- [INSTRUCTIONS FOR THE TASK]
Pull out each line of the records holding the string "JSON".

- [EXTRACTED INFORMATION]
>> Start

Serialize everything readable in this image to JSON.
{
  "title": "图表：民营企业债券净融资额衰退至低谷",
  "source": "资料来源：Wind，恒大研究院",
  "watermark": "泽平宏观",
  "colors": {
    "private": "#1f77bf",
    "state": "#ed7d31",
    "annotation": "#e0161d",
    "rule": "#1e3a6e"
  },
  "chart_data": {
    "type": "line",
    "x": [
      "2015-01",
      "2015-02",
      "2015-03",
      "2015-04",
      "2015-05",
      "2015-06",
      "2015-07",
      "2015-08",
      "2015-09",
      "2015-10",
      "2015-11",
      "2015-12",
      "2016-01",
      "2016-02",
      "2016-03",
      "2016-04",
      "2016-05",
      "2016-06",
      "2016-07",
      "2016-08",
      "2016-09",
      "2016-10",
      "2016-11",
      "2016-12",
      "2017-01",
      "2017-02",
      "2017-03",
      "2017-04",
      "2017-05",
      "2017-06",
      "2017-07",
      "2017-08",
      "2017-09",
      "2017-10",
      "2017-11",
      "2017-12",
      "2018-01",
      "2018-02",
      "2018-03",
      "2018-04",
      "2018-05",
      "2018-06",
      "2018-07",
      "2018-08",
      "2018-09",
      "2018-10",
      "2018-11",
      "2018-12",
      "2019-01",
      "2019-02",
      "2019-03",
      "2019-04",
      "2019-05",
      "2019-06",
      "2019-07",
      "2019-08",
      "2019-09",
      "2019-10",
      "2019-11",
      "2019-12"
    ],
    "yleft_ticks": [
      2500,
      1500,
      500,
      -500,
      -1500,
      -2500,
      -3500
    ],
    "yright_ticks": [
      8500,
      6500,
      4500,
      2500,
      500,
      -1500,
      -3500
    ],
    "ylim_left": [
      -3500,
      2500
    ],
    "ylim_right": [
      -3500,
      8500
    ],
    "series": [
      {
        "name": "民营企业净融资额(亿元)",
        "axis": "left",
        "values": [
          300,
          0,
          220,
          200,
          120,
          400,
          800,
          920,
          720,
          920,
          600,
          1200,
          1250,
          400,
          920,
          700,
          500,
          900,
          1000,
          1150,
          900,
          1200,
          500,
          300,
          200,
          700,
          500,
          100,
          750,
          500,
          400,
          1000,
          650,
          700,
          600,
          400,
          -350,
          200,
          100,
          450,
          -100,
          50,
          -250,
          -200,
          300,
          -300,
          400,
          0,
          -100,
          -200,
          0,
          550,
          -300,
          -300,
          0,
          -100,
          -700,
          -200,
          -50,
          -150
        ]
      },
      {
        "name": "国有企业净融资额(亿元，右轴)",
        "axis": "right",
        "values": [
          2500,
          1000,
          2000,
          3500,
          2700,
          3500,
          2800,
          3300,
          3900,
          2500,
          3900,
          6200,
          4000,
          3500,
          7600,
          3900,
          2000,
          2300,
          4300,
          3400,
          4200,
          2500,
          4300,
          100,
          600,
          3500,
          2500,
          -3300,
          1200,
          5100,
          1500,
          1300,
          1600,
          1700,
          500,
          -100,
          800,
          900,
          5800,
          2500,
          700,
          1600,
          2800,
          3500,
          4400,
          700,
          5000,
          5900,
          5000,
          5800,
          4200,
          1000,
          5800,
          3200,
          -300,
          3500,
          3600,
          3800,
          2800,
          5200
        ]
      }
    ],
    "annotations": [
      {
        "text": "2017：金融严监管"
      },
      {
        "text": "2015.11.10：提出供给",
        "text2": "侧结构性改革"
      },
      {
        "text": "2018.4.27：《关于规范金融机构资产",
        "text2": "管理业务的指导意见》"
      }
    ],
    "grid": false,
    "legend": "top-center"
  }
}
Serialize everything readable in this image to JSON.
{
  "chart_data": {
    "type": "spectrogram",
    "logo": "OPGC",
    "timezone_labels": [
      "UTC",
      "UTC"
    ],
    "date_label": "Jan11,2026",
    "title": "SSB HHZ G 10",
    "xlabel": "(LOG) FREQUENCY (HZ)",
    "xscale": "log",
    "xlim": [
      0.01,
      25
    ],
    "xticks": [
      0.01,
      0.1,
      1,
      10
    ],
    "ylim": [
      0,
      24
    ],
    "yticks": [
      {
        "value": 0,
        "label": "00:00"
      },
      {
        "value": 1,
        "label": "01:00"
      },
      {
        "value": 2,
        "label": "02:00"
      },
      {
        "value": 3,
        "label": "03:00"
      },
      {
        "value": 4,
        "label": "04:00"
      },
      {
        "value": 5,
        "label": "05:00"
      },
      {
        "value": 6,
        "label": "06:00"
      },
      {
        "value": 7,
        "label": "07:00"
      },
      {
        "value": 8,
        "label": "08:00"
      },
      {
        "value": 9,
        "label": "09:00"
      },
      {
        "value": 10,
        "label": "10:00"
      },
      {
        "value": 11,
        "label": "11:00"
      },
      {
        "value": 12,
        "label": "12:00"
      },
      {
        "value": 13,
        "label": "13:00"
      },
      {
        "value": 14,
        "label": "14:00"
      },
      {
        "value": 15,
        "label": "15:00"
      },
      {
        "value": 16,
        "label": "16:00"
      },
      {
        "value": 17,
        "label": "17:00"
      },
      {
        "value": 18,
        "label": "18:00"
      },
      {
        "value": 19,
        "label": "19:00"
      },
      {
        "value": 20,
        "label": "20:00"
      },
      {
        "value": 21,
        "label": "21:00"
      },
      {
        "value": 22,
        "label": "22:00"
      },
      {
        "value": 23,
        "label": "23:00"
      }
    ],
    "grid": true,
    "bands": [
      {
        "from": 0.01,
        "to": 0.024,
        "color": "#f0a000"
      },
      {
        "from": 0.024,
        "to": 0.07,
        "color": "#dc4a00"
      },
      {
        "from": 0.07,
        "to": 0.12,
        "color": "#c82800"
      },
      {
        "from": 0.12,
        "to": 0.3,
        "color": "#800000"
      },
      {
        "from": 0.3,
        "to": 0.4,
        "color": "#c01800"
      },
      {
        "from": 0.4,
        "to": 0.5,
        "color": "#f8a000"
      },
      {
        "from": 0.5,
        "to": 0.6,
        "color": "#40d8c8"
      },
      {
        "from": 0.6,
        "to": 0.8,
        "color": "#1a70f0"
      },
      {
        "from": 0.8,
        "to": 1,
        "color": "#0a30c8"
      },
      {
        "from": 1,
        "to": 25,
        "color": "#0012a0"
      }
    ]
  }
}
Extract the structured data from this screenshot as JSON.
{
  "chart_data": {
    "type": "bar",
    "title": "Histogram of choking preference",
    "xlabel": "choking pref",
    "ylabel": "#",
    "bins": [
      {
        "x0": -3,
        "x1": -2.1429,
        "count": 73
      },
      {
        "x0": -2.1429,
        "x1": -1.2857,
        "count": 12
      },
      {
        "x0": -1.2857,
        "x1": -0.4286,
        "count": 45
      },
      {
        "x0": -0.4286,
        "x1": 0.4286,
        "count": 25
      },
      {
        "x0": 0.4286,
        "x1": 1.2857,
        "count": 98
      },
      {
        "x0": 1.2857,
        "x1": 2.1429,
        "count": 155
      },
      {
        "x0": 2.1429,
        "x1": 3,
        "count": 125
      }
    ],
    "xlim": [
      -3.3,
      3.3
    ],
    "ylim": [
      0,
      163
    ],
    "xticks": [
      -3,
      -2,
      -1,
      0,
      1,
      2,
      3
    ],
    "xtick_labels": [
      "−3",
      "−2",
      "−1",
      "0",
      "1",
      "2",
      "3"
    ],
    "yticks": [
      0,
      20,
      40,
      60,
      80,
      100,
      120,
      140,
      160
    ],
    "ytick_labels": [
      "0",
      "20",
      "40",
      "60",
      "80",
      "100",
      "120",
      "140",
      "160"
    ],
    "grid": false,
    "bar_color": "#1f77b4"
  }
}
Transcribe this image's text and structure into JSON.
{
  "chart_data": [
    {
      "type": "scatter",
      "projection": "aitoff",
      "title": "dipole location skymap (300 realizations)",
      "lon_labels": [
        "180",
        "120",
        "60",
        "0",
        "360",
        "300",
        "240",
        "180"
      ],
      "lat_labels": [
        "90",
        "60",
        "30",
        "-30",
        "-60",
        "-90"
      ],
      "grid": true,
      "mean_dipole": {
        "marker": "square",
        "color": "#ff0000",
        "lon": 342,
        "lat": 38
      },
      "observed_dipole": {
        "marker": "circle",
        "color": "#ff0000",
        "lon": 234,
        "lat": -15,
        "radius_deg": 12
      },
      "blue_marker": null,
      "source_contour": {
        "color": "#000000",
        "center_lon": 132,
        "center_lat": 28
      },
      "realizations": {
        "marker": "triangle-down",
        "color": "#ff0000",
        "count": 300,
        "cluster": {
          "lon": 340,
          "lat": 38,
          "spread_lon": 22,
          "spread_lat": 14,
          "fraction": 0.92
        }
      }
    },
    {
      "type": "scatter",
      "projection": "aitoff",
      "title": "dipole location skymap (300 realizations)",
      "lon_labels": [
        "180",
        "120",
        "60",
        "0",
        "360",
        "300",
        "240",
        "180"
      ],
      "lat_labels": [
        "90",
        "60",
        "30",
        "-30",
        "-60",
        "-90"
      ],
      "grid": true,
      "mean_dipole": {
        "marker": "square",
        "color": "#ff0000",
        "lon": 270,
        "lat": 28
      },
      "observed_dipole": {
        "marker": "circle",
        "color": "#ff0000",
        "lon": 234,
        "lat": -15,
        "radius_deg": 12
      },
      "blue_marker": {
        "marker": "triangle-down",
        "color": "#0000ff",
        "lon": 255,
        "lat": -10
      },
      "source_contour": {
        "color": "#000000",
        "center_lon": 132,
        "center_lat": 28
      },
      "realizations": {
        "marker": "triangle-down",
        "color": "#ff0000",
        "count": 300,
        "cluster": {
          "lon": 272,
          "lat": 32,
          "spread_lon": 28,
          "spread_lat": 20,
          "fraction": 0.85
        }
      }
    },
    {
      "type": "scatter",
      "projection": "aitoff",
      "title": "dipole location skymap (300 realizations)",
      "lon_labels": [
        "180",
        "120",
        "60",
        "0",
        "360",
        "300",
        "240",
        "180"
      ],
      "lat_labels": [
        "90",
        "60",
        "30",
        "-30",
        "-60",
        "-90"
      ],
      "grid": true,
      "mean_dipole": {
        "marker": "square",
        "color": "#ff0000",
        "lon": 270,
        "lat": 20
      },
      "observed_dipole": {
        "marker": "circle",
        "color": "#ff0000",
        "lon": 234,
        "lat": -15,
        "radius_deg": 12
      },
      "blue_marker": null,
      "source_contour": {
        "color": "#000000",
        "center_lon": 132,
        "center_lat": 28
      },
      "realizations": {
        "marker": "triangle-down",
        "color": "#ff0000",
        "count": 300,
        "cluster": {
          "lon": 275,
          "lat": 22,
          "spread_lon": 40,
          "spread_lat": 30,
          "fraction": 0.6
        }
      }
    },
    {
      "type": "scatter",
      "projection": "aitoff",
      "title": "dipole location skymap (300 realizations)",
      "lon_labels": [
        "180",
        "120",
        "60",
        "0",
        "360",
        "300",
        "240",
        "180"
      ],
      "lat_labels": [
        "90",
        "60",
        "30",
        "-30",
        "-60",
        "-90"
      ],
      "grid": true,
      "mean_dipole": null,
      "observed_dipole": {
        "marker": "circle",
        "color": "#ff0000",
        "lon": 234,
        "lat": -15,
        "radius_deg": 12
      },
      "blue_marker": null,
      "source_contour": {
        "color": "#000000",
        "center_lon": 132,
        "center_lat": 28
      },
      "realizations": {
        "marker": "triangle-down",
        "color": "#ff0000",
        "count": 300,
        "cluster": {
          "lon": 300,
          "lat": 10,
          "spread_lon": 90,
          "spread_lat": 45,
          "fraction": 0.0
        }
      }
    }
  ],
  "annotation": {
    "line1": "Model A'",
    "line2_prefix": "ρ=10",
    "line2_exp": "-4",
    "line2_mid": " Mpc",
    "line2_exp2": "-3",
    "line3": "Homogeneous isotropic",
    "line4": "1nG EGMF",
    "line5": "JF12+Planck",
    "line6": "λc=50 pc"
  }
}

>> End

- [OUTPUT OF THE EXERCISE]
Serialize everything readable in this image to JSON.
Serialize everything readable in this image to JSON.
Extract the structured data from this screenshot as JSON.
Transcribe this image's text and structure into JSON.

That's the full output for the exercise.